--- begin ---
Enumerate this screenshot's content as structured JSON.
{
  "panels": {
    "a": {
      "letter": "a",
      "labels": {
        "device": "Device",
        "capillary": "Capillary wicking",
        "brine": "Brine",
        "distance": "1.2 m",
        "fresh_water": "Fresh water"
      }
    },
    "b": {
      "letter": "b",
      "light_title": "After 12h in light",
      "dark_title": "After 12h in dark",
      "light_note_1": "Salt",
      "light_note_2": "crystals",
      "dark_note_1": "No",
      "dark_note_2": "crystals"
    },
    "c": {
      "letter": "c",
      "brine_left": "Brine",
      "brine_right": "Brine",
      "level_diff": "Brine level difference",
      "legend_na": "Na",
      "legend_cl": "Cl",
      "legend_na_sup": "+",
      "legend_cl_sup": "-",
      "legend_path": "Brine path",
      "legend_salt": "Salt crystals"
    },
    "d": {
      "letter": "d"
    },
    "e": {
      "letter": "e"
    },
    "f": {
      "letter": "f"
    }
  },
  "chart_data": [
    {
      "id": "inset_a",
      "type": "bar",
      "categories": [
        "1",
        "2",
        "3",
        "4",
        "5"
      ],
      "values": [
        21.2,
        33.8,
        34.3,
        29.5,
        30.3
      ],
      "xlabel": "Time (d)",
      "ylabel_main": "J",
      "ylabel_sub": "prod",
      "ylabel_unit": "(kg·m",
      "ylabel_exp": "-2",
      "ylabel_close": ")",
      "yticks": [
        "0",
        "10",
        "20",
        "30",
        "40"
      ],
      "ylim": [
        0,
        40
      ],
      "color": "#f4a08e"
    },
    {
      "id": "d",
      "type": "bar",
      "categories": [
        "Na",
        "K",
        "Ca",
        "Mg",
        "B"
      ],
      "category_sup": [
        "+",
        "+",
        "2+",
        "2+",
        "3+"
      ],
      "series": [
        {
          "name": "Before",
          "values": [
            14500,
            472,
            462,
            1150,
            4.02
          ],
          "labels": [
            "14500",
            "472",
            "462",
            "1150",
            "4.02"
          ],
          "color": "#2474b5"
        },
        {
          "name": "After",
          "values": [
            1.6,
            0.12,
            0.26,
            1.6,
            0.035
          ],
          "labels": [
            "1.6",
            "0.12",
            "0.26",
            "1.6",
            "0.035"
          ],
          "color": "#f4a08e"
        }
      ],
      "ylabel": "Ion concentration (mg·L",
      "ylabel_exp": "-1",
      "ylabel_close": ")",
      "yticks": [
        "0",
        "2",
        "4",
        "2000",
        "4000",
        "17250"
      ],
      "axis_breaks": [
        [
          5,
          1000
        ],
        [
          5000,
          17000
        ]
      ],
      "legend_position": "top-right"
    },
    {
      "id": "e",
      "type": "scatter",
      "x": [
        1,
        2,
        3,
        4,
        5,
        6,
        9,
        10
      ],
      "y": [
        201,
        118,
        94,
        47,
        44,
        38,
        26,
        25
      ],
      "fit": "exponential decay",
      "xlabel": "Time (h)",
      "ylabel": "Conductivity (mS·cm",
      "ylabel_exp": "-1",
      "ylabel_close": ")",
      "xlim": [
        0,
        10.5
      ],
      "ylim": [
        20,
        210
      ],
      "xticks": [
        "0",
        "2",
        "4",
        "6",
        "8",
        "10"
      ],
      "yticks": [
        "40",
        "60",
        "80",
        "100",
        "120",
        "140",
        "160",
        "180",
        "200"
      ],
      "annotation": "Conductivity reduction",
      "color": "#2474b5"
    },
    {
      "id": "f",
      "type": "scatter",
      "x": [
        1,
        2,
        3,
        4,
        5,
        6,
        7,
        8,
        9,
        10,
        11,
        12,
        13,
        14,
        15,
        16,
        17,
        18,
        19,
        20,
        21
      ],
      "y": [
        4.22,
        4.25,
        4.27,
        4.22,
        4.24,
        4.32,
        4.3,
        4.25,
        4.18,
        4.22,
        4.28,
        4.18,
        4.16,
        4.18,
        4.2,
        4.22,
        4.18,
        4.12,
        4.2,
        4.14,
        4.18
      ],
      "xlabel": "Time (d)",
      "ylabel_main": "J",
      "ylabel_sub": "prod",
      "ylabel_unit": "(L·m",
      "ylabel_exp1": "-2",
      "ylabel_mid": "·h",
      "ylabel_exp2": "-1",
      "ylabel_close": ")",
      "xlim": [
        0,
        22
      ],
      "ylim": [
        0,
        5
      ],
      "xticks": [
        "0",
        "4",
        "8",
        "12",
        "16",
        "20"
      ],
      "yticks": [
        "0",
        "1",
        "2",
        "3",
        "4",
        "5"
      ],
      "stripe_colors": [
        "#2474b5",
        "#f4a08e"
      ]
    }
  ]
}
--- end ---
= What you will do =
The records above should be repeated in full, exactly as given.

= Solved exercise =
Enumerate this screenshot's content as structured JSON.
{
  "panels": {
    "a": {
      "letter": "a",
      "labels": {
        "device": "Device",
        "capillary": "Capillary wicking",
        "brine": "Brine",
        "distance": "1.2 m",
        "fresh_water": "Fresh water"
      }
    },
    "b": {
      "letter": "b",
      "light_title": "After 12h in light",
      "dark_title": "After 12h in dark",
      "light_note_1": "Salt",
      "light_note_2": "crystals",
      "dark_note_1": "No",
      "dark_note_2": "crystals"
    },
    "c": {
      "letter": "c",
      "brine_left": "Brine",
      "brine_right": "Brine",
      "level_diff": "Brine level difference",
      "legend_na": "Na",
      "legend_cl": "Cl",
      "legend_na_sup": "+",
      "legend_cl_sup": "-",
      "legend_path": "Brine path",
      "legend_salt": "Salt crystals"
    },
    "d": {
      "letter": "d"
    },
    "e": {
      "letter": "e"
    },
    "f": {
      "letter": "f"
    }
  },
  "chart_data": [
    {
      "id": "inset_a",
      "type": "bar",
      "categories": [
        "1",
        "2",
        "3",
        "4",
        "5"
      ],
      "values": [
        21.2,
        33.8,
        34.3,
        29.5,
        30.3
      ],
      "xlabel": "Time (d)",
      "ylabel_main": "J",
      "ylabel_sub": "prod",
      "ylabel_unit": "(kg·m",
      "ylabel_exp": "-2",
      "ylabel_close": ")",
      "yticks": [
        "0",
        "10",
        "20",
        "30",
        "40"
      ],
      "ylim": [
        0,
        40
      ],
      "color": "#f4a08e"
    },
    {
      "id": "d",
      "type": "bar",
      "categories": [
        "Na",
        "K",
        "Ca",
        "Mg",
        "B"
      ],
      "category_sup": [
        "+",
        "+",
        "2+",
        "2+",
        "3+"
      ],
      "series": [
        {
          "name": "Before",
          "values": [
            14500,
            472,
            462,
            1150,
            4.02
          ],
          "labels": [
            "14500",
            "472",
            "462",
            "1150",
            "4.02"
          ],
          "color": "#2474b5"
        },
        {
          "name": "After",
          "values": [
            1.6,
            0.12,
            0.26,
            1.6,
            0.035
          ],
          "labels": [
            "1.6",
            "0.12",
            "0.26",
            "1.6",
            "0.035"
          ],
          "color": "#f4a08e"
        }
      ],
      "ylabel": "Ion concentration (mg·L",
      "ylabel_exp": "-1",
      "ylabel_close": ")",
      "yticks": [
        "0",
        "2",
        "4",
        "2000",
        "4000",
        "17250"
      ],
      "axis_breaks": [
        [
          5,
          1000
        ],
        [
          5000,
          17000
        ]
      ],
      "legend_position": "top-right"
    },
    {
      "id": "e",
      "type": "scatter",
      "x": [
        1,
        2,
        3,
        4,
        5,
        6,
        9,
        10
      ],
      "y": [
        201,
        118,
        94,
        47,
        44,
        38,
        26,
        25
      ],
      "fit": "exponential decay",
      "xlabel": "Time (h)",
      "ylabel": "Conductivity (mS·cm",
      "ylabel_exp": "-1",
      "ylabel_close": ")",
      "xlim": [
        0,
        10.5
      ],
      "ylim": [
        20,
        210
      ],
      "xticks": [
        "0",
        "2",
        "4",
        "6",
        "8",
        "10"
      ],
      "yticks": [
        "40",
        "60",
        "80",
        "100",
        "120",
        "140",
        "160",
        "180",
        "200"
      ],
      "annotation": "Conductivity reduction",
      "color": "#2474b5"
    },
    {
      "id": "f",
      "type": "scatter",
      "x": [
        1,
        2,
        3,
        4,
        5,
        6,
        7,
        8,
        9,
        10,
        11,
        12,
        13,
        14,
        15,
        16,
        17,
        18,
        19,
        20,
        21
      ],
      "y": [
        4.22,
        4.25,
        4.27,
        4.22,
        4.24,
        4.32,
        4.3,
        4.25,
        4.18,
        4.22,
        4.28,
        4.18,
        4.16,
        4.18,
        4.2,
        4.22,
        4.18,
        4.12,
        4.2,
        4.14,
        4.18
      ],
      "xlabel": "Time (d)",
      "ylabel_main": "J",
      "ylabel_sub": "prod",
      "ylabel_unit": "(L·m",
      "ylabel_exp1": "-2",
      "ylabel_mid": "·h",
      "ylabel_exp2": "-1",
      "ylabel_close": ")",
      "xlim": [
        0,
        22
      ],
      "ylim": [
        0,
        5
      ],
      "xticks": [
        "0",
        "4",
        "8",
        "12",
        "16",
        "20"
      ],
      "yticks": [
        "0",
        "1",
        "2",
        "3",
        "4",
        "5"
      ],
      "stripe_colors": [
        "#2474b5",
        "#f4a08e"
      ]
    }
  ]
}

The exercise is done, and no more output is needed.